**WHAT TO WORK ON:** Copy out, from the entries below, each line that holds the string "phenotype".

[Page content transcription data]
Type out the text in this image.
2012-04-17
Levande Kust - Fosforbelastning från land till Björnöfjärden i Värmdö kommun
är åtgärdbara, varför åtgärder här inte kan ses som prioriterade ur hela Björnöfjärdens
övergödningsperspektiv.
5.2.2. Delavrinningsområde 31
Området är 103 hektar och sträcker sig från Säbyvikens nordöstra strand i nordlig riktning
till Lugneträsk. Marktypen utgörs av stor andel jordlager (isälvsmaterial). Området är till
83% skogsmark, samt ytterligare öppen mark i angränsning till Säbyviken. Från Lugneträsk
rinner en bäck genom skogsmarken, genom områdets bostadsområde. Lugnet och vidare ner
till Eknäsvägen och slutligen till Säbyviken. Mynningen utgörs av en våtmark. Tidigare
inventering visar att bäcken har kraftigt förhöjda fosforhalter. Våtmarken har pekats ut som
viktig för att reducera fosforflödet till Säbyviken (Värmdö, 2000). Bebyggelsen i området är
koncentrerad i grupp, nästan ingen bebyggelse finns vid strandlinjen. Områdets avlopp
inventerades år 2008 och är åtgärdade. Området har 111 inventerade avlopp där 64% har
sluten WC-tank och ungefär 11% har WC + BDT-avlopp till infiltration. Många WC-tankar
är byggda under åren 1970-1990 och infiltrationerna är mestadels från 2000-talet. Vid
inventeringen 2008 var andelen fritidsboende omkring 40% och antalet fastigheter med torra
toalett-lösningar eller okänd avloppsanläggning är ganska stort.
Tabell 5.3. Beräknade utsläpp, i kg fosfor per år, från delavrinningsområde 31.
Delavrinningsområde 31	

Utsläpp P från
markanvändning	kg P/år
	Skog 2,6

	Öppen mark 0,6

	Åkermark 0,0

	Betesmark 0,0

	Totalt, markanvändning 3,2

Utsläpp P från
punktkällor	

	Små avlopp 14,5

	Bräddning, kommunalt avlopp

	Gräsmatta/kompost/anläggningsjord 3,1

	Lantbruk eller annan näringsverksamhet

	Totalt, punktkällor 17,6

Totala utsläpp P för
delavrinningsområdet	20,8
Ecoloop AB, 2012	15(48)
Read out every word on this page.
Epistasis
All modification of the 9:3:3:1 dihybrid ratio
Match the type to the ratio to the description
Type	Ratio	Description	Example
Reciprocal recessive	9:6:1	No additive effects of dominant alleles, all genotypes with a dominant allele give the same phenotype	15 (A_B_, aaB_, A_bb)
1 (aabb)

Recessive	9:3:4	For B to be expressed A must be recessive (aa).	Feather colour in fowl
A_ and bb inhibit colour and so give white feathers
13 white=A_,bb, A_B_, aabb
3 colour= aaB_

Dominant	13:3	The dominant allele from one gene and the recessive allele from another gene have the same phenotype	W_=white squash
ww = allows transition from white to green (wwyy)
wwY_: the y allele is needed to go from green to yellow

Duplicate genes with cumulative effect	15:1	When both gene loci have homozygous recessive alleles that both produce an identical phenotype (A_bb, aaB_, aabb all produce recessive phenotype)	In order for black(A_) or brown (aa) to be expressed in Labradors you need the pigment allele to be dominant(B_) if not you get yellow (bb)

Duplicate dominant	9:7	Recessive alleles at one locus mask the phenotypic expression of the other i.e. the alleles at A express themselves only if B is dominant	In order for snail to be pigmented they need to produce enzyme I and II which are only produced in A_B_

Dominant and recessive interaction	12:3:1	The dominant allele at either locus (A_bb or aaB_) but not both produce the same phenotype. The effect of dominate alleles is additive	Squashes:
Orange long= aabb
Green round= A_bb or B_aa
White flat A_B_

**WRITTEN RESPONSE:**
Reciprocal recessive	9:6:1	No additive effects of dominant alleles, all genotypes with a dominant allele give the same phenotype	15 (A_B_, aaB_, A_bb)
Dominant	13:3	The dominant allele from one gene and the recessive allele from another gene have the same phenotype	W_=white squash
Duplicate genes with cumulative effect	15:1	When both gene loci have homozygous recessive alleles that both produce an identical phenotype (A_bb, aaB_, aabb all produce recessive phenotype)	In order for black(A_) or brown (aa) to be expressed in Labradors you need the pigment allele to be dominant(B_) if not you get yellow (bb)
Dominant and recessive interaction	12:3:1	The dominant allele at either locus (A_bb or aaB_) but not both produce the same phenotype. The effect of dominate alleles is additive	Squashes:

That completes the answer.